## Data listing
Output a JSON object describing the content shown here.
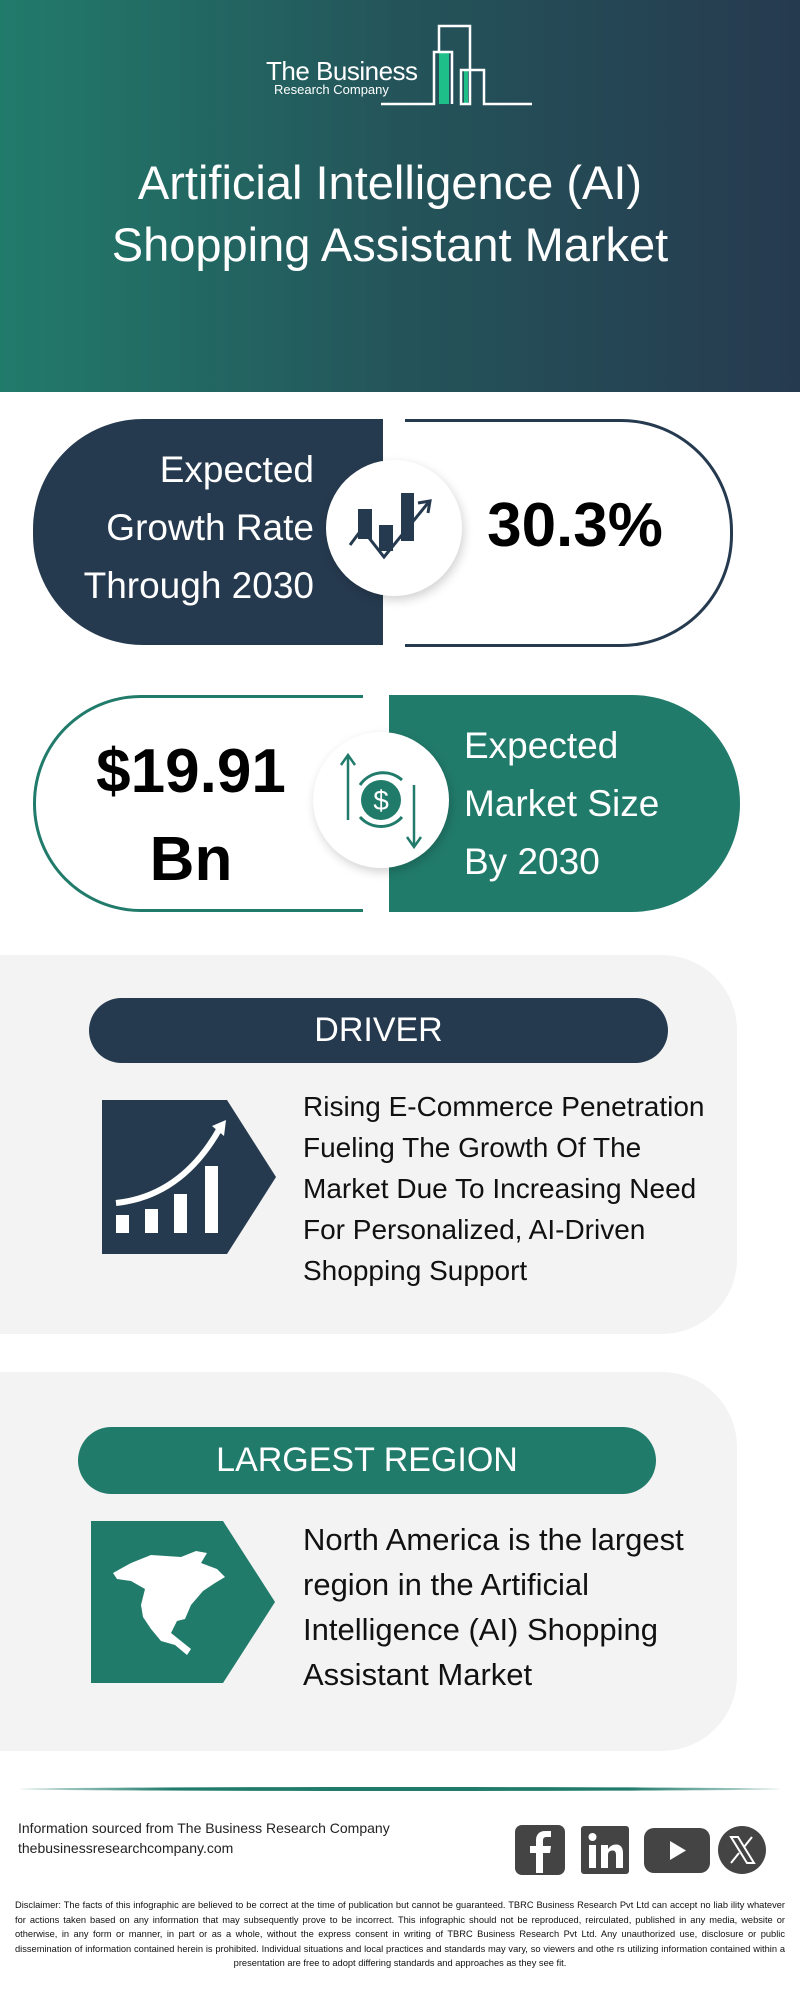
{
  "brand": {
    "name_line1": "The Business",
    "name_line2": "Research Company"
  },
  "header": {
    "title_line1": "Artificial Intelligence (AI)",
    "title_line2": "Shopping Assistant Market"
  },
  "growth": {
    "label_lines": [
      "Expected",
      "Growth Rate",
      "Through 2030"
    ],
    "value": "30.3%",
    "icon": "growth-chart-icon"
  },
  "market_size": {
    "value_line1": "$19.91",
    "value_line2": "Bn",
    "label_lines": [
      "Expected",
      "Market Size",
      "By 2030"
    ],
    "icon": "dollar-cycle-icon"
  },
  "driver": {
    "heading": "DRIVER",
    "icon": "rising-bar-chart-icon",
    "text_lines": [
      "Rising E-Commerce Penetration",
      "Fueling The Growth Of The",
      "Market Due To Increasing Need",
      "For Personalized, AI-Driven",
      "Shopping Support"
    ]
  },
  "region": {
    "heading": "LARGEST REGION",
    "icon": "north-america-map-icon",
    "text_lines": [
      "North America is the largest",
      "region in the Artificial",
      "Intelligence (AI) Shopping",
      "Assistant Market"
    ]
  },
  "footer": {
    "source": "Information sourced from The Business Research Company",
    "website": "thebusinessresearchcompany.com",
    "social": [
      "facebook-icon",
      "linkedin-icon",
      "youtube-icon",
      "x-icon"
    ],
    "disclaimer": "Disclaimer: The facts of this infographic are believed to be correct at the time of publication but cannot be guaranteed. TBRC Business Research Pvt Ltd can accept no liab ility whatever for actions taken based on any information that may subsequently prove to be incorrect. This infographic should not be reproduced, reirculated, published in any media, website or otherwise, in any form or manner, in part or as a whole, without the express consent in writing of TBRC Business Research Pvt Ltd. Any unauthorized use, disclosure or public dissemination of information contained herein is prohibited. Individual situations and local practices and standards may vary, so viewers and othe rs utilizing information contained within a presentation are free to adopt differing standards and approaches as they see fit."
  },
  "colors": {
    "dark": "#263a4f",
    "teal": "#217b6b",
    "panel": "#f3f3f3",
    "logo_accent": "#1fbf8a"
  }
}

## Challenge
Return only the number of lines in the data above that include the word "Artificial".

## Solved exercise
2